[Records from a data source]
-------
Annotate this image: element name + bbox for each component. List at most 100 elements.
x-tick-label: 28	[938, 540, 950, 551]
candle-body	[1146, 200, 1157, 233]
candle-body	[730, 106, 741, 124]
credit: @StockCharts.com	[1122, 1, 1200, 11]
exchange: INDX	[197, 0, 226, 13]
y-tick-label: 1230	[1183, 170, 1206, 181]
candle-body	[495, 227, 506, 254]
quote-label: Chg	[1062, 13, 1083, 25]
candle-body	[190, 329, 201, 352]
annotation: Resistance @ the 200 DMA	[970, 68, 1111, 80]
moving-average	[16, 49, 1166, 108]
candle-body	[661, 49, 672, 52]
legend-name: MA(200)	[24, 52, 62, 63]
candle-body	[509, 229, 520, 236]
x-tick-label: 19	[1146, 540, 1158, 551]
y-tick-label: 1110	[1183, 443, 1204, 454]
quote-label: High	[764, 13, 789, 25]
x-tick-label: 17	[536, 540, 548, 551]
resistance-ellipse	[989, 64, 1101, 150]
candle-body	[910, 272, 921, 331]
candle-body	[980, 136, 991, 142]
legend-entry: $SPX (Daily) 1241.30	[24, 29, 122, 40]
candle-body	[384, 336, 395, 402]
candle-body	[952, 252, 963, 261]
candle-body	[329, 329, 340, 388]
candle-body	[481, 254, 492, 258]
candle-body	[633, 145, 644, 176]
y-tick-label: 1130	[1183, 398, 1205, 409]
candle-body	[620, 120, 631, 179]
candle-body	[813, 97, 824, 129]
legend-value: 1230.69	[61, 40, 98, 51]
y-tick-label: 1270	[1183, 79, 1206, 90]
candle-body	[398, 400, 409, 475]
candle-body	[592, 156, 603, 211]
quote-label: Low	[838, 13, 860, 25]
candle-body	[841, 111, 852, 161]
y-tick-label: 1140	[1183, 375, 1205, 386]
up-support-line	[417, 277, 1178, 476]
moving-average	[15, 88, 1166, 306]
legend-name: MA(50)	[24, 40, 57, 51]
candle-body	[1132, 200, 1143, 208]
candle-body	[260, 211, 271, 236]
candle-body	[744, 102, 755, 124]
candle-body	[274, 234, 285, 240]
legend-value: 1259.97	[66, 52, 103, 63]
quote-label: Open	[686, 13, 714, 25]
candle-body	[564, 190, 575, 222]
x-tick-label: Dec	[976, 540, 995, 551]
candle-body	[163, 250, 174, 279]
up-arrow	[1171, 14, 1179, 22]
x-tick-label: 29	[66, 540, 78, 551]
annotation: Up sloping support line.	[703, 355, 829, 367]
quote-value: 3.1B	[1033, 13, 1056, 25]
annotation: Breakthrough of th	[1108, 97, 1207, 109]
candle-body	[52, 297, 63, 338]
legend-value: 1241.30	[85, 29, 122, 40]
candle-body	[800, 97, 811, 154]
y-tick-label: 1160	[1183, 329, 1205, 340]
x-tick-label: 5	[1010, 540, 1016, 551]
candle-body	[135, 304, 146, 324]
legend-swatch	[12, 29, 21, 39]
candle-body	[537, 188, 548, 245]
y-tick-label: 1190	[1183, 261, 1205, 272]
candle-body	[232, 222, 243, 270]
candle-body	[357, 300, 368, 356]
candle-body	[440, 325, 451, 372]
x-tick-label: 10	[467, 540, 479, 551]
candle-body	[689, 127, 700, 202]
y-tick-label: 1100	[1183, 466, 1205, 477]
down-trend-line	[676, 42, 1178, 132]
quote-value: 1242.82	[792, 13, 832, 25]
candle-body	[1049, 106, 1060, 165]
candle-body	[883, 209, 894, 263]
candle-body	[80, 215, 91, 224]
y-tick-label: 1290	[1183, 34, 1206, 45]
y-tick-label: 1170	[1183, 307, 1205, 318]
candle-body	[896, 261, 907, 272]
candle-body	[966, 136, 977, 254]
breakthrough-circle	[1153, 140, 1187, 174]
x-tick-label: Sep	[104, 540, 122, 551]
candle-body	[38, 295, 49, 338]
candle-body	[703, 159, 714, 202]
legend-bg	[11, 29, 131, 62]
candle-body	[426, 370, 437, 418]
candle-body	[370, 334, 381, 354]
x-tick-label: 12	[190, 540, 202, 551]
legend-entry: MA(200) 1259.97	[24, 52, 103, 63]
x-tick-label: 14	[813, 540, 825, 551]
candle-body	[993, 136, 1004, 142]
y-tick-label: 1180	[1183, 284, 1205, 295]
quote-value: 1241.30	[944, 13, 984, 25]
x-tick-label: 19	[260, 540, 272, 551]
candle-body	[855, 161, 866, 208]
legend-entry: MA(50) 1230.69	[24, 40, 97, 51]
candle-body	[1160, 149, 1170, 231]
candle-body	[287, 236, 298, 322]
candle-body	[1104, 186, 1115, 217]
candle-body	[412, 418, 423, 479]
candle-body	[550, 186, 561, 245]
-------
**Written instruction:** Lay out every line of the data above as a numbered list, omitting blank lines.

**Answer in full:**
1. Annotate this image: element name + bbox for each component. List at most 100 elements.
2. x-tick-label: 28	[938, 540, 950, 551]
3. candle-body	[1146, 200, 1157, 233]
4. candle-body	[730, 106, 741, 124]
5. credit: @StockCharts.com	[1122, 1, 1200, 11]
6. exchange: INDX	[197, 0, 226, 13]
7. y-tick-label: 1230	[1183, 170, 1206, 181]
8. candle-body	[495, 227, 506, 254]
9. quote-label: Chg	[1062, 13, 1083, 25]
10. candle-body	[190, 329, 201, 352]
11. annotation: Resistance @ the 200 DMA	[970, 68, 1111, 80]
12. moving-average	[16, 49, 1166, 108]
13. candle-body	[661, 49, 672, 52]
14. legend-name: MA(200)	[24, 52, 62, 63]
15. candle-body	[509, 229, 520, 236]
16. x-tick-label: 19	[1146, 540, 1158, 551]
17. y-tick-label: 1110	[1183, 443, 1204, 454]
18. quote-label: High	[764, 13, 789, 25]
19. x-tick-label: 17	[536, 540, 548, 551]
20. resistance-ellipse	[989, 64, 1101, 150]
21. candle-body	[910, 272, 921, 331]
22. candle-body	[980, 136, 991, 142]
23. legend-entry: $SPX (Daily) 1241.30	[24, 29, 122, 40]
24. candle-body	[384, 336, 395, 402]
25. candle-body	[952, 252, 963, 261]
26. candle-body	[329, 329, 340, 388]
27. candle-body	[481, 254, 492, 258]
28. candle-body	[633, 145, 644, 176]
29. y-tick-label: 1130	[1183, 398, 1205, 409]
30. candle-body	[620, 120, 631, 179]
31. candle-body	[813, 97, 824, 129]
32. legend-value: 1230.69	[61, 40, 98, 51]
33. y-tick-label: 1270	[1183, 79, 1206, 90]
34. candle-body	[398, 400, 409, 475]
35. candle-body	[592, 156, 603, 211]
36. quote-label: Low	[838, 13, 860, 25]
37. candle-body	[841, 111, 852, 161]
38. y-tick-label: 1140	[1183, 375, 1205, 386]
39. up-support-line	[417, 277, 1178, 476]
40. moving-average	[15, 88, 1166, 306]
41. legend-name: MA(50)	[24, 40, 57, 51]
42. candle-body	[1132, 200, 1143, 208]
43. candle-body	[260, 211, 271, 236]
44. candle-body	[744, 102, 755, 124]
45. candle-body	[274, 234, 285, 240]
46. legend-value: 1259.97	[66, 52, 103, 63]
47. quote-label: Open	[686, 13, 714, 25]
48. candle-body	[564, 190, 575, 222]
49. x-tick-label: Dec	[976, 540, 995, 551]
50. candle-body	[163, 250, 174, 279]
51. up-arrow	[1171, 14, 1179, 22]
52. x-tick-label: 29	[66, 540, 78, 551]
53. annotation: Up sloping support line.	[703, 355, 829, 367]
54. quote-value: 3.1B	[1033, 13, 1056, 25]
55. annotation: Breakthrough of th	[1108, 97, 1207, 109]
56. candle-body	[52, 297, 63, 338]
57. legend-value: 1241.30	[85, 29, 122, 40]
58. candle-body	[800, 97, 811, 154]
59. y-tick-label: 1160	[1183, 329, 1205, 340]
60. x-tick-label: 5	[1010, 540, 1016, 551]
61. candle-body	[135, 304, 146, 324]
62. legend-swatch	[12, 29, 21, 39]
63. candle-body	[537, 188, 548, 245]
64. y-tick-label: 1190	[1183, 261, 1205, 272]
65. candle-body	[232, 222, 243, 270]
66. candle-body	[357, 300, 368, 356]
67. candle-body	[440, 325, 451, 372]
68. x-tick-label: 10	[467, 540, 479, 551]
69. candle-body	[689, 127, 700, 202]
70. y-tick-label: 1100	[1183, 466, 1205, 477]
71. down-trend-line	[676, 42, 1178, 132]
72. quote-value: 1242.82	[792, 13, 832, 25]
73. candle-body	[1049, 106, 1060, 165]
74. candle-body	[883, 209, 894, 263]
75. candle-body	[80, 215, 91, 224]
76. y-tick-label: 1290	[1183, 34, 1206, 45]
77. y-tick-label: 1170	[1183, 307, 1205, 318]
78. candle-body	[896, 261, 907, 272]
79. candle-body	[966, 136, 977, 254]
80. breakthrough-circle	[1153, 140, 1187, 174]
81. x-tick-label: Sep	[104, 540, 122, 551]
82. candle-body	[38, 295, 49, 338]
83. candle-body	[703, 159, 714, 202]
84. legend-bg	[11, 29, 131, 62]
85. candle-body	[426, 370, 437, 418]
86. candle-body	[370, 334, 381, 354]
87. x-tick-label: 12	[190, 540, 202, 551]
88. legend-entry: MA(200) 1259.97	[24, 52, 103, 63]
89. x-tick-label: 14	[813, 540, 825, 551]
90. candle-body	[993, 136, 1004, 142]
91. y-tick-label: 1180	[1183, 284, 1205, 295]
92. quote-value: 1241.30	[944, 13, 984, 25]
93. x-tick-label: 19	[260, 540, 272, 551]
94. candle-body	[855, 161, 866, 208]
95. legend-entry: MA(50) 1230.69	[24, 40, 97, 51]
96. candle-body	[1160, 149, 1170, 231]
97. candle-body	[287, 236, 298, 322]
98. candle-body	[1104, 186, 1115, 217]
99. candle-body	[412, 418, 423, 479]
100. candle-body	[550, 186, 561, 245]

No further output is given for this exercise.